TRECHO DA PÁGINA
O lote de descobertas do trabalho é interessantíssimo ao definir pontos comuns em milhares de viagens na cama. Verificou-se, no levantamento, que mulheres têm sonhos menos violentos do que os homens. Dos 14 aos 17 anos há, invariavelmente, nos braços de Morfeu, interações sociais negativas e confrontação permanente. Dos 18 aos 25 anos, as interações passam a ser naturalmente mais dóceis e amigáveis. Veteranos da Guerra do Vietnã, expostos ao sangue do conflito, ainda sonham com agressões, com tiros e bombas. Os deficientes visuais, que usualmente têm o socorro diário e positivo de outras pessoas, sonham placidamente — e os totalmente cegos criam mais personagens imaginários do que os aptos. Esse pacote de experiências, para muito além da satisfação pessoal — a fascinante informação de que sonhos tendem a se repetir de uma pessoa para outra, em situações semelhantes de vida —, pode oferecer uso coletivo. “Como os sonhos refletem o que acontece na realidade, os eventos coletivos impactam a maneira como populações inteiras sonham”, afirma Aiello. Esse comportamento de rebanho já foi identificado em torno dos ataques terroristas de 11 de setembro e começa a ser investigado em relação à Covid-19. Há trabalhos de investigação na busca de algum padrão de resposta noturna ao medo do novo coronavírus. “Encontrar esse padrão, com a ajuda de modelos matemáticos, seria muito atraente para lidar com desafios globais com impacto na psique de todos, como são as guerras, as crises financeiras e as pandemias”, diz Aiello.

LINHAS EXTRAÍDAS
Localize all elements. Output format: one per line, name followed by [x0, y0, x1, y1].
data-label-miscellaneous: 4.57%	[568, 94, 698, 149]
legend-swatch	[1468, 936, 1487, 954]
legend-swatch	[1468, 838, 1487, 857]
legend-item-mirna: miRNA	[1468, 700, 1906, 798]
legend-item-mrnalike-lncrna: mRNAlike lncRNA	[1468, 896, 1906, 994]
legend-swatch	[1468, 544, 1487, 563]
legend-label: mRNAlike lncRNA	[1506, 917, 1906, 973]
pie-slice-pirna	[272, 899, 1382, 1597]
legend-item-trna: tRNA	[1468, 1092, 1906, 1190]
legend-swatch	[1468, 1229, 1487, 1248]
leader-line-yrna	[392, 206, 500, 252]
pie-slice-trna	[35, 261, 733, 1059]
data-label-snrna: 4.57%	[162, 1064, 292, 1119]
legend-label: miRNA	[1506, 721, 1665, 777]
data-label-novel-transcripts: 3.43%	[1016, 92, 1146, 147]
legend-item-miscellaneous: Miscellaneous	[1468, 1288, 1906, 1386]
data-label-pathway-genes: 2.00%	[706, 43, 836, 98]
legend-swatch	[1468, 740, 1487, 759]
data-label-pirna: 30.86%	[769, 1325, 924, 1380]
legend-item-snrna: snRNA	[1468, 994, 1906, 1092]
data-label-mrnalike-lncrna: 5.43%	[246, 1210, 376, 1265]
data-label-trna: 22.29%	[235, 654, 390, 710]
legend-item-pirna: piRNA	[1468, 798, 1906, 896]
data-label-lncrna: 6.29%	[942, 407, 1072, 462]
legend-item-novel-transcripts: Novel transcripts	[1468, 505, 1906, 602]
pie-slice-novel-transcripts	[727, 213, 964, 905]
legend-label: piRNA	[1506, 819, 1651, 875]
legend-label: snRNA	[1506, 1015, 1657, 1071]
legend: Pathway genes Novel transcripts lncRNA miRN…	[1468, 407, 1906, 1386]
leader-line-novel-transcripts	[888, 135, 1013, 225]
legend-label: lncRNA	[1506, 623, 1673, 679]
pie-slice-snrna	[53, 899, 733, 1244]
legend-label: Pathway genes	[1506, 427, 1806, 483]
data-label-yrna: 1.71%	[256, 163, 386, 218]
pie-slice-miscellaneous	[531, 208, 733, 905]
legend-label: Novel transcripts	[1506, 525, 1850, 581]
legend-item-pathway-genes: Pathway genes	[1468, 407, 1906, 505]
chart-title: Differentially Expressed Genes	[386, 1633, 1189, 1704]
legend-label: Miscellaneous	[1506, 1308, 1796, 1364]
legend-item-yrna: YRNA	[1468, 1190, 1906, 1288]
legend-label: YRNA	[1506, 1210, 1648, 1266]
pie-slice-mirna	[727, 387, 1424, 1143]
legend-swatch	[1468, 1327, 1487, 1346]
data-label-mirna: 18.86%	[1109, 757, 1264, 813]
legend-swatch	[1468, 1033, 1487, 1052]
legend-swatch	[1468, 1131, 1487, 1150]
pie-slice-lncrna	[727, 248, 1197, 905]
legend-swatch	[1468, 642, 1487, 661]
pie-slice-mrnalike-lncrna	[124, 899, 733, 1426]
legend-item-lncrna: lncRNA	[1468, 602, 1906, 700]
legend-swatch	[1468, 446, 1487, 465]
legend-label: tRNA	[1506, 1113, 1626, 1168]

O QUE SE PEDE
Escreva a continuação do texto sobre os padrões nos sonhos, começando logo depois da última fala de Aiello.

RESPOSTA AO PROBLEMA
Os conflitos, ao alimentarem momentos de desconforto da realidade, são um poderoso fomento para os sonhos. No livro Sonhos no Terceiro Reich, a alemã Charlotte Beradt (1907-1986) foi atrás de uma indagação: seria ela a única a estar tendo pesadelos terríveis, misturando-os a personagens e leis estúpidas do nazismo? Charlote entrevistou 300 berlinenses entre 1933 e 1939 e descobriu que o horror era parte comum dos sonhos da população. Descobriu, enfim, que uma célebre frase de um oficial do Partido Nazista, Robert Ley, era uma boutade: “O único ser humano que ainda possui uma vida privada na Alemanha é aquele que está dormindo”. Os sonhos não autorizam privacidade. Tê-los é como estar acordado — e nem sempre são o inconfesso retrato de vontades disfarçadas. Convém deixar Freud um tantinho de lado e, quem sabe, ficar com o comentário melancólico das dores de amores de John Lennon e Paul McCartney no clássico e fácil rock A Hard Day’s Night, a “noite de um dia difícil”. Os sonhos costumam ser simples assim.